Your task is to repeat all of the material exactly.

Stored items from a collection:
--- BEGIN ---
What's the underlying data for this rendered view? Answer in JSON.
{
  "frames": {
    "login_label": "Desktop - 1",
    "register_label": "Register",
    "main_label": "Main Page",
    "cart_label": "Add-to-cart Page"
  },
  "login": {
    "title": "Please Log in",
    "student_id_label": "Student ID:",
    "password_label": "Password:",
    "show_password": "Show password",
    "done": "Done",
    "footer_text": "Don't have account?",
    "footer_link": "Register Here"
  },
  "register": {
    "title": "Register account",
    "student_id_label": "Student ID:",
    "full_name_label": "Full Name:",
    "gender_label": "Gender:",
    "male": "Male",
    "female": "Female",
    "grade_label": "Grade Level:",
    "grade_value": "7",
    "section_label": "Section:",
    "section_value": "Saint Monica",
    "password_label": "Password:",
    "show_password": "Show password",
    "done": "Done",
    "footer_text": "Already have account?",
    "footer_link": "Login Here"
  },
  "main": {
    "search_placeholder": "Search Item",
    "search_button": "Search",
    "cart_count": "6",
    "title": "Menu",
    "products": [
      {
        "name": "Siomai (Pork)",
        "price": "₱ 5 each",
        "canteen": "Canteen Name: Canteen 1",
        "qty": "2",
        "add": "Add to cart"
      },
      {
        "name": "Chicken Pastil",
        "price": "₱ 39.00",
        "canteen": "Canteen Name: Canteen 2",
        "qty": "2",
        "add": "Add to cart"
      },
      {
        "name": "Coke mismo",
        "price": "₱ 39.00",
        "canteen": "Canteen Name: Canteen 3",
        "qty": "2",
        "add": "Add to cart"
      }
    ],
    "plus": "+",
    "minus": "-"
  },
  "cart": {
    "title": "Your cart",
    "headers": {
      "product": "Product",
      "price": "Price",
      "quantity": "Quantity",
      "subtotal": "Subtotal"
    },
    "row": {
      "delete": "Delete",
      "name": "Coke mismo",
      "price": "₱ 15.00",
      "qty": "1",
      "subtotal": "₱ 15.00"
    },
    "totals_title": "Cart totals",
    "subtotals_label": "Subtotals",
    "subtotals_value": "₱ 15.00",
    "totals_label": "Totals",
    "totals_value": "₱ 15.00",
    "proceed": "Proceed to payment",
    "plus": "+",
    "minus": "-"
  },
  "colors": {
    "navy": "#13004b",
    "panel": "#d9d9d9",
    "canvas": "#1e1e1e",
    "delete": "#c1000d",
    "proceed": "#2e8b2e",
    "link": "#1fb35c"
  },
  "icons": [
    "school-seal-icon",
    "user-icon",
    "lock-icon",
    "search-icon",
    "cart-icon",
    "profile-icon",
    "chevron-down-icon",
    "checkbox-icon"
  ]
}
--- END ---
Task result »
What's the underlying data for this rendered view? Answer in JSON.
{
  "frames": {
    "login_label": "Desktop - 1",
    "register_label": "Register",
    "main_label": "Main Page",
    "cart_label": "Add-to-cart Page"
  },
  "login": {
    "title": "Please Log in",
    "student_id_label": "Student ID:",
    "password_label": "Password:",
    "show_password": "Show password",
    "done": "Done",
    "footer_text": "Don't have account?",
    "footer_link": "Register Here"
  },
  "register": {
    "title": "Register account",
    "student_id_label": "Student ID:",
    "full_name_label": "Full Name:",
    "gender_label": "Gender:",
    "male": "Male",
    "female": "Female",
    "grade_label": "Grade Level:",
    "grade_value": "7",
    "section_label": "Section:",
    "section_value": "Saint Monica",
    "password_label": "Password:",
    "show_password": "Show password",
    "done": "Done",
    "footer_text": "Already have account?",
    "footer_link": "Login Here"
  },
  "main": {
    "search_placeholder": "Search Item",
    "search_button": "Search",
    "cart_count": "6",
    "title": "Menu",
    "products": [
      {
        "name": "Siomai (Pork)",
        "price": "₱ 5 each",
        "canteen": "Canteen Name: Canteen 1",
        "qty": "2",
        "add": "Add to cart"
      },
      {
        "name": "Chicken Pastil",
        "price": "₱ 39.00",
        "canteen": "Canteen Name: Canteen 2",
        "qty": "2",
        "add": "Add to cart"
      },
      {
        "name": "Coke mismo",
        "price": "₱ 39.00",
        "canteen": "Canteen Name: Canteen 3",
        "qty": "2",
        "add": "Add to cart"
      }
    ],
    "plus": "+",
    "minus": "-"
  },
  "cart": {
    "title": "Your cart",
    "headers": {
      "product": "Product",
      "price": "Price",
      "quantity": "Quantity",
      "subtotal": "Subtotal"
    },
    "row": {
      "delete": "Delete",
      "name": "Coke mismo",
      "price": "₱ 15.00",
      "qty": "1",
      "subtotal": "₱ 15.00"
    },
    "totals_title": "Cart totals",
    "subtotals_label": "Subtotals",
    "subtotals_value": "₱ 15.00",
    "totals_label": "Totals",
    "totals_value": "₱ 15.00",
    "proceed": "Proceed to payment",
    "plus": "+",
    "minus": "-"
  },
  "colors": {
    "navy": "#13004b",
    "panel": "#d9d9d9",
    "canvas": "#1e1e1e",
    "delete": "#c1000d",
    "proceed": "#2e8b2e",
    "link": "#1fb35c"
  },
  "icons": [
    "school-seal-icon",
    "user-icon",
    "lock-icon",
    "search-icon",
    "cart-icon",
    "profile-icon",
    "chevron-down-icon",
    "checkbox-icon"
  ]
}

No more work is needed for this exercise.